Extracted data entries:
===

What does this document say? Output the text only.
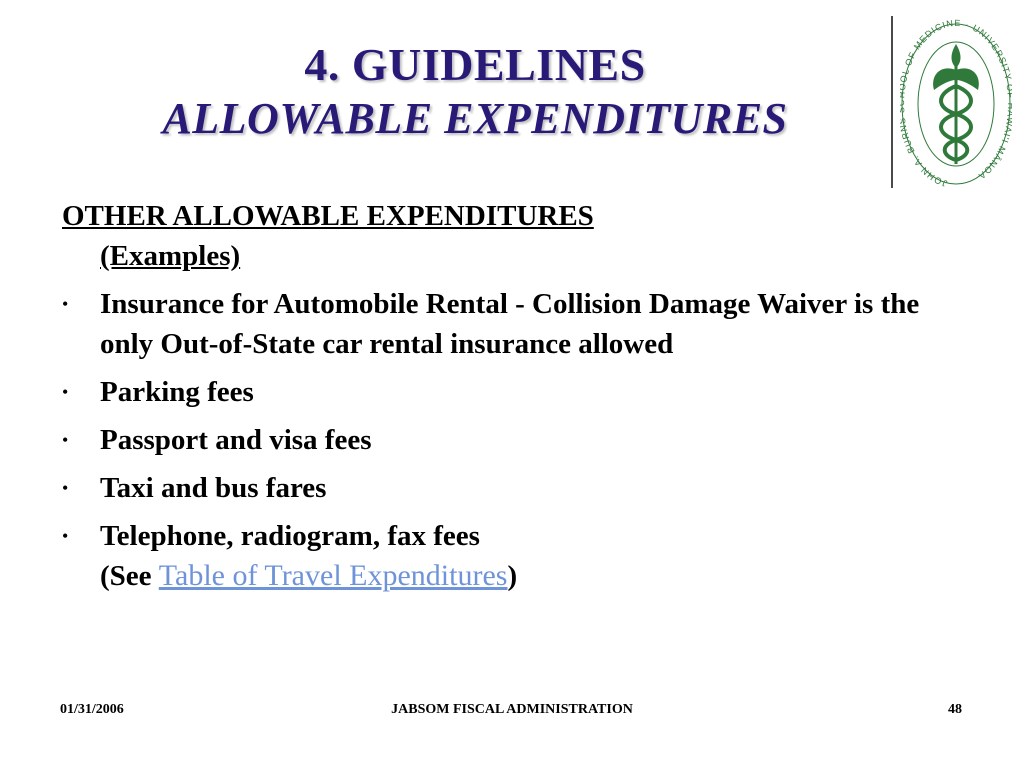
4. GUIDELINES
ALLOWABLE EXPENDITURES
JOHN A. BUR L OF MEDICINE · UNIVERSIT I'I MĀNOA
OTHER ALLOWABLE EXPENDITURES
(Examples)
• Insurance for Automobile Rental - Collision Damage Waiver is the only Out-of-State car rental insurance allowed
• Parking fees
• Passport and visa fees
• Taxi and bus fares
• Telephone, radiogram, fax fees
(See Table of Travel Expenditures)
01/31/2006	JABSOM FISCAL ADMINISTRATION	48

===

▸ Problem
Make an exact copy of the data, leaving its pictures out.

▸ Reply
What does this document say? Output the text only.
4. GUIDELINES
ALLOWABLE EXPENDITURES
JOHN A. BUR L OF MEDICINE · UNIVERSIT I'I MĀNOA
OTHER ALLOWABLE EXPENDITURES
(Examples)
• Insurance for Automobile Rental - Collision Damage Waiver is the only Out-of-State car rental insurance allowed
• Parking fees
• Passport and visa fees
• Taxi and bus fares
• Telephone, radiogram, fax fees
(See Table of Travel Expenditures)
01/31/2006	JABSOM FISCAL ADMINISTRATION	48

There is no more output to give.